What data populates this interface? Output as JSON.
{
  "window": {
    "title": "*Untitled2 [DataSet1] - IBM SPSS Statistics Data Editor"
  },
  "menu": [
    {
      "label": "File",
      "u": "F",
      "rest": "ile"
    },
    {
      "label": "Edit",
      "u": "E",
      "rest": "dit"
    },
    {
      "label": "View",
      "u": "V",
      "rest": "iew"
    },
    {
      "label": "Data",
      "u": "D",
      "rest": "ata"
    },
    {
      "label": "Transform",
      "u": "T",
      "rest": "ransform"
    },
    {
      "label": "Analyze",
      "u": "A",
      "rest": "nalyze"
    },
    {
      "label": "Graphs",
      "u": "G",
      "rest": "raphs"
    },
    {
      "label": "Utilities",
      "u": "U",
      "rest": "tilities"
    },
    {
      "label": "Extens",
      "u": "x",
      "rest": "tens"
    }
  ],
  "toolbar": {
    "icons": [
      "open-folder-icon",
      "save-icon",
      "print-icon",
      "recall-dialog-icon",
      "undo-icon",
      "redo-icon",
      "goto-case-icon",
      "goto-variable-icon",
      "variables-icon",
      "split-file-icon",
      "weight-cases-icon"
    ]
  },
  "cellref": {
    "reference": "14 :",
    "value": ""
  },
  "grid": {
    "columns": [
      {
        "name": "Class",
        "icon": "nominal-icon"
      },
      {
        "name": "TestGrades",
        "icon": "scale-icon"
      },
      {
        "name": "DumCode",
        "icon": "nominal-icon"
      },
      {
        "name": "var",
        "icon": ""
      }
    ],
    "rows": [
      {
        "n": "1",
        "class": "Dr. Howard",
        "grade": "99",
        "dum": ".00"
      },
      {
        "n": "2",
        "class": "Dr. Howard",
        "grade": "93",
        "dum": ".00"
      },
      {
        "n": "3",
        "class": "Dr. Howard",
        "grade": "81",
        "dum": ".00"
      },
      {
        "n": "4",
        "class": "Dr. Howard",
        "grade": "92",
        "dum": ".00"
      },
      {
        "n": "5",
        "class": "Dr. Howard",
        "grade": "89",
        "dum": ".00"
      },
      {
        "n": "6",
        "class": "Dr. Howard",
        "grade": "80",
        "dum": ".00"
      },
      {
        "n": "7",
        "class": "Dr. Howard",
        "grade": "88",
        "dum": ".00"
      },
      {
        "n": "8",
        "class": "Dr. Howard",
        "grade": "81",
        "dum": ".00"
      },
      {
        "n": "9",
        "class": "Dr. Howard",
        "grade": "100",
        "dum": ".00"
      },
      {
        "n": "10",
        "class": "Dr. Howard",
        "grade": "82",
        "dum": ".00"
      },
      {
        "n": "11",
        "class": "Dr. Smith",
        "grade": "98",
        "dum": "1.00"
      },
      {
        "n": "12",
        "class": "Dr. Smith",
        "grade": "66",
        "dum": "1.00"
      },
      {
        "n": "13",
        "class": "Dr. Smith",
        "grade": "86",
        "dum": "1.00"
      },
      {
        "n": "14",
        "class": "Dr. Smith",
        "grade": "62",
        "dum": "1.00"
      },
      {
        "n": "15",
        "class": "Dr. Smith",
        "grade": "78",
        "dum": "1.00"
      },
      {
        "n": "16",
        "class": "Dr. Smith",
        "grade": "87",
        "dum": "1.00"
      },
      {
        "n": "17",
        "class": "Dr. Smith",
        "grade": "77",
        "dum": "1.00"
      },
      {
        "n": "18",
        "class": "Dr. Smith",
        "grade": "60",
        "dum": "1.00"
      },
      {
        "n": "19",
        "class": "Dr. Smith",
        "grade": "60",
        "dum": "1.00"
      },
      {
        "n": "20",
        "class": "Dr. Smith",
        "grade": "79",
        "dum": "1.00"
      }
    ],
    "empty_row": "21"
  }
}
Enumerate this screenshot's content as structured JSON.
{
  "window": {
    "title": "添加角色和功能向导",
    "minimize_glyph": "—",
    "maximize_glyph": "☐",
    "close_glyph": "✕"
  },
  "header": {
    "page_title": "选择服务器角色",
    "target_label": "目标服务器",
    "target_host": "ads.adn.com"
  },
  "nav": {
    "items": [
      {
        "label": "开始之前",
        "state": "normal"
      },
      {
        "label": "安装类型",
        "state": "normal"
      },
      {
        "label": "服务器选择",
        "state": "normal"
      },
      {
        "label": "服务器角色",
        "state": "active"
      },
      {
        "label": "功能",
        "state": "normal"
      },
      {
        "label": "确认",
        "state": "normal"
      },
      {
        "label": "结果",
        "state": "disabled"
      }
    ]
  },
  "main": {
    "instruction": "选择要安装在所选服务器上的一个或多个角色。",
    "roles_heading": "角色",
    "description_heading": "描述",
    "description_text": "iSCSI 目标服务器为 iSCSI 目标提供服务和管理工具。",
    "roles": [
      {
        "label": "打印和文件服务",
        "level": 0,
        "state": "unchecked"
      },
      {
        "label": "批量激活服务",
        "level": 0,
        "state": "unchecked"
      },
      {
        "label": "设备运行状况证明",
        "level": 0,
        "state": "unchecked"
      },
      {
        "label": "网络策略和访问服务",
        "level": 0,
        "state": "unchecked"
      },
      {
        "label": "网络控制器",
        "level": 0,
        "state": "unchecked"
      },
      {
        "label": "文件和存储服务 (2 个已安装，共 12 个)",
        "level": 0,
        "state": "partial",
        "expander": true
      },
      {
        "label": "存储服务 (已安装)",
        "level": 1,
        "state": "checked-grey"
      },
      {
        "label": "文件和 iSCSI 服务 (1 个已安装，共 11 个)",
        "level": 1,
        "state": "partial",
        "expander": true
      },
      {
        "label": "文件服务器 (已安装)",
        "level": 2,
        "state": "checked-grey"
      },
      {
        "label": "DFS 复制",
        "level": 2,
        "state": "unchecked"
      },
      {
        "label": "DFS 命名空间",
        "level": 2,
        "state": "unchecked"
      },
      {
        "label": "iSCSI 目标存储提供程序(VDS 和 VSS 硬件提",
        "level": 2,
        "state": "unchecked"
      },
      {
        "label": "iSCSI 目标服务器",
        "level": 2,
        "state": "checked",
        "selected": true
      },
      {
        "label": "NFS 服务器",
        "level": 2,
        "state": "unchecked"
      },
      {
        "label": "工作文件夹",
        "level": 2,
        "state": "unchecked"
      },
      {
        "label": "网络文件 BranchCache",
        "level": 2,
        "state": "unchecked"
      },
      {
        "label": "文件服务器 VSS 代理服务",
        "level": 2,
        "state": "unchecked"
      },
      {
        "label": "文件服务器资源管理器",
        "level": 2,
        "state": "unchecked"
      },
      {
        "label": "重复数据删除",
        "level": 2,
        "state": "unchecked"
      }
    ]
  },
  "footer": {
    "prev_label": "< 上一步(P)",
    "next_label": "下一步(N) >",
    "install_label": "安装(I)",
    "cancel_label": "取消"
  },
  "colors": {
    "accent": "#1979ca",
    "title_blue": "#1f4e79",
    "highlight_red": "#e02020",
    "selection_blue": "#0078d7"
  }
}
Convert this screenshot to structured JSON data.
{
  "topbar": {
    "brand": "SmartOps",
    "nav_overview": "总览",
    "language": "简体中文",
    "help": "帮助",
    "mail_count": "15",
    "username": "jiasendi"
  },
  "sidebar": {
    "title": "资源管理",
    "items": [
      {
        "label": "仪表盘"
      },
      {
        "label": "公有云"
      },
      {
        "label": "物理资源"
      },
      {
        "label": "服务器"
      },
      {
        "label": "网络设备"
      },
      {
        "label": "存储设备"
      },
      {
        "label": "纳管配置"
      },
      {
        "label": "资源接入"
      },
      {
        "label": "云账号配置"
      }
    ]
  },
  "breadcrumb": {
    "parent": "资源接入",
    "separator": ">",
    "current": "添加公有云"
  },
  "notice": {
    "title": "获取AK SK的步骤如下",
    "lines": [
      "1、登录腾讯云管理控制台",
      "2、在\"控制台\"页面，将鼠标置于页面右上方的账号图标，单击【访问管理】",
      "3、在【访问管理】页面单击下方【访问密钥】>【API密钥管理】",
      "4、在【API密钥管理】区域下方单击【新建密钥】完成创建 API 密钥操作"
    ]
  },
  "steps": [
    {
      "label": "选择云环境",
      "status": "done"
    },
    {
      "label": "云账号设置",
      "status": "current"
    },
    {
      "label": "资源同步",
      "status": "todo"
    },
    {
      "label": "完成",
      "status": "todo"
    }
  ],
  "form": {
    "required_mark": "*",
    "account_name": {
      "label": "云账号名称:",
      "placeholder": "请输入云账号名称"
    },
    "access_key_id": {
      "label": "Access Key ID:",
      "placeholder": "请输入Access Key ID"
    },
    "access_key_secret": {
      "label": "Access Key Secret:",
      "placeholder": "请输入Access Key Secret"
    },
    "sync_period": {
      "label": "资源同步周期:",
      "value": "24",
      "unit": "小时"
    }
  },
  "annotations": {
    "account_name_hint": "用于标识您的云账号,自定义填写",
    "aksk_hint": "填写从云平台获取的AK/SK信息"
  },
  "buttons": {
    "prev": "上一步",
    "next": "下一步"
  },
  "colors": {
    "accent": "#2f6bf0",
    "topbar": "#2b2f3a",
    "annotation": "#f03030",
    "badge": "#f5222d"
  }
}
....
Given exercise: Gather each line of the records holding the string "JSON".

Full output:
What data populates this interface? Output as JSON.
Enumerate this screenshot's content as structured JSON.
Convert this screenshot to structured JSON data.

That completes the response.